### What this task involves
Write out the listing beneath this instruction in its entirety, exactly as it reads.

-.-.-

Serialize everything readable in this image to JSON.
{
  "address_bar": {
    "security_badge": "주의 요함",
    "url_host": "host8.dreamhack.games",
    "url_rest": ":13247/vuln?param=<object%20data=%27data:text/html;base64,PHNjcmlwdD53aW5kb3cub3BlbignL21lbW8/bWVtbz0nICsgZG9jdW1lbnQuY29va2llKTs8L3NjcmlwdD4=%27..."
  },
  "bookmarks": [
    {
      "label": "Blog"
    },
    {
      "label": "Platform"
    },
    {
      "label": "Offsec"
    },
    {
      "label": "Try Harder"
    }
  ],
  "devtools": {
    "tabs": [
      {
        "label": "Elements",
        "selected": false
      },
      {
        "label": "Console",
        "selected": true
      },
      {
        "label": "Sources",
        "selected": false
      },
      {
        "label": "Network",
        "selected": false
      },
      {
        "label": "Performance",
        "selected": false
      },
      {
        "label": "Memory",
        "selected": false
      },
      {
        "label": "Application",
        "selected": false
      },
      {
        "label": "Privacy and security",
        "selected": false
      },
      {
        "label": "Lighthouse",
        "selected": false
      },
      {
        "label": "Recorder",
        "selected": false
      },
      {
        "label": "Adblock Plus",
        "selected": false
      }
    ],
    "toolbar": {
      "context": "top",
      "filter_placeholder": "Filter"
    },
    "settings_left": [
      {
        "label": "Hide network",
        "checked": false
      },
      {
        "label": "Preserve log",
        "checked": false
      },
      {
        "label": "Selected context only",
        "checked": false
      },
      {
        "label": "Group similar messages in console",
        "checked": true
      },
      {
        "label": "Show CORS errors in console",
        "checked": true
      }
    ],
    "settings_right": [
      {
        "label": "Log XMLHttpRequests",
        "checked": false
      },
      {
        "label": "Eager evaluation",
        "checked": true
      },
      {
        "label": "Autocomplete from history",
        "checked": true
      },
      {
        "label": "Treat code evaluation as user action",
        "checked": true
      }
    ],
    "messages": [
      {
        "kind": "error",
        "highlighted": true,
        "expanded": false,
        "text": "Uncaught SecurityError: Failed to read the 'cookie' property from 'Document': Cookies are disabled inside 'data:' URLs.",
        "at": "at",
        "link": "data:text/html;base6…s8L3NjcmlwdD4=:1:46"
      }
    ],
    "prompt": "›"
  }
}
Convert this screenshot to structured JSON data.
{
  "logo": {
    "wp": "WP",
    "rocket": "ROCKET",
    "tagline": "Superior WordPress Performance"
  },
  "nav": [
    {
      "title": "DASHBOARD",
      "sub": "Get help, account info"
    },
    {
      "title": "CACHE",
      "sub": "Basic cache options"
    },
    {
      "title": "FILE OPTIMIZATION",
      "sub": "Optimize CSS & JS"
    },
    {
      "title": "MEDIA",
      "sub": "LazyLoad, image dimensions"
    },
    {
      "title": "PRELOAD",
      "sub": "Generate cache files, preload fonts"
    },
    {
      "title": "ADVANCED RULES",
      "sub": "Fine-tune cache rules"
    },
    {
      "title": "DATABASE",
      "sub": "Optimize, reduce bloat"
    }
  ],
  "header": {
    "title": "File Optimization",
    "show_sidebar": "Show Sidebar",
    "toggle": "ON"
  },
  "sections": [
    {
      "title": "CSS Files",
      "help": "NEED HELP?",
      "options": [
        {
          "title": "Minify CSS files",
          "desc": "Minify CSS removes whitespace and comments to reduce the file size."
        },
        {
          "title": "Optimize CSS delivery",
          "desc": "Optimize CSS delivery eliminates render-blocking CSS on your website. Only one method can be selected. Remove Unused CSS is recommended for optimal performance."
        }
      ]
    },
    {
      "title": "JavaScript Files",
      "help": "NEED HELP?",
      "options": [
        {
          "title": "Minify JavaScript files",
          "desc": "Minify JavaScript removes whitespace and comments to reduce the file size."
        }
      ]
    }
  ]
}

-.-.-

### Solution for this exercise
Serialize everything readable in this image to JSON.
{
  "address_bar": {
    "security_badge": "주의 요함",
    "url_host": "host8.dreamhack.games",
    "url_rest": ":13247/vuln?param=<object%20data=%27data:text/html;base64,PHNjcmlwdD53aW5kb3cub3BlbignL21lbW8/bWVtbz0nICsgZG9jdW1lbnQuY29va2llKTs8L3NjcmlwdD4=%27..."
  },
  "bookmarks": [
    {
      "label": "Blog"
    },
    {
      "label": "Platform"
    },
    {
      "label": "Offsec"
    },
    {
      "label": "Try Harder"
    }
  ],
  "devtools": {
    "tabs": [
      {
        "label": "Elements",
        "selected": false
      },
      {
        "label": "Console",
        "selected": true
      },
      {
        "label": "Sources",
        "selected": false
      },
      {
        "label": "Network",
        "selected": false
      },
      {
        "label": "Performance",
        "selected": false
      },
      {
        "label": "Memory",
        "selected": false
      },
      {
        "label": "Application",
        "selected": false
      },
      {
        "label": "Privacy and security",
        "selected": false
      },
      {
        "label": "Lighthouse",
        "selected": false
      },
      {
        "label": "Recorder",
        "selected": false
      },
      {
        "label": "Adblock Plus",
        "selected": false
      }
    ],
    "toolbar": {
      "context": "top",
      "filter_placeholder": "Filter"
    },
    "settings_left": [
      {
        "label": "Hide network",
        "checked": false
      },
      {
        "label": "Preserve log",
        "checked": false
      },
      {
        "label": "Selected context only",
        "checked": false
      },
      {
        "label": "Group similar messages in console",
        "checked": true
      },
      {
        "label": "Show CORS errors in console",
        "checked": true
      }
    ],
    "settings_right": [
      {
        "label": "Log XMLHttpRequests",
        "checked": false
      },
      {
        "label": "Eager evaluation",
        "checked": true
      },
      {
        "label": "Autocomplete from history",
        "checked": true
      },
      {
        "label": "Treat code evaluation as user action",
        "checked": true
      }
    ],
    "messages": [
      {
        "kind": "error",
        "highlighted": true,
        "expanded": false,
        "text": "Uncaught SecurityError: Failed to read the 'cookie' property from 'Document': Cookies are disabled inside 'data:' URLs.",
        "at": "at",
        "link": "data:text/html;base6…s8L3NjcmlwdD4=:1:46"
      }
    ],
    "prompt": "›"
  }
}
Convert this screenshot to structured JSON data.
{
  "logo": {
    "wp": "WP",
    "rocket": "ROCKET",
    "tagline": "Superior WordPress Performance"
  },
  "nav": [
    {
      "title": "DASHBOARD",
      "sub": "Get help, account info"
    },
    {
      "title": "CACHE",
      "sub": "Basic cache options"
    },
    {
      "title": "FILE OPTIMIZATION",
      "sub": "Optimize CSS & JS"
    },
    {
      "title": "MEDIA",
      "sub": "LazyLoad, image dimensions"
    },
    {
      "title": "PRELOAD",
      "sub": "Generate cache files, preload fonts"
    },
    {
      "title": "ADVANCED RULES",
      "sub": "Fine-tune cache rules"
    },
    {
      "title": "DATABASE",
      "sub": "Optimize, reduce bloat"
    }
  ],
  "header": {
    "title": "File Optimization",
    "show_sidebar": "Show Sidebar",
    "toggle": "ON"
  },
  "sections": [
    {
      "title": "CSS Files",
      "help": "NEED HELP?",
      "options": [
        {
          "title": "Minify CSS files",
          "desc": "Minify CSS removes whitespace and comments to reduce the file size."
        },
        {
          "title": "Optimize CSS delivery",
          "desc": "Optimize CSS delivery eliminates render-blocking CSS on your website. Only one method can be selected. Remove Unused CSS is recommended for optimal performance."
        }
      ]
    },
    {
      "title": "JavaScript Files",
      "help": "NEED HELP?",
      "options": [
        {
          "title": "Minify JavaScript files",
          "desc": "Minify JavaScript removes whitespace and comments to reduce the file size."
        }
      ]
    }
  ]
}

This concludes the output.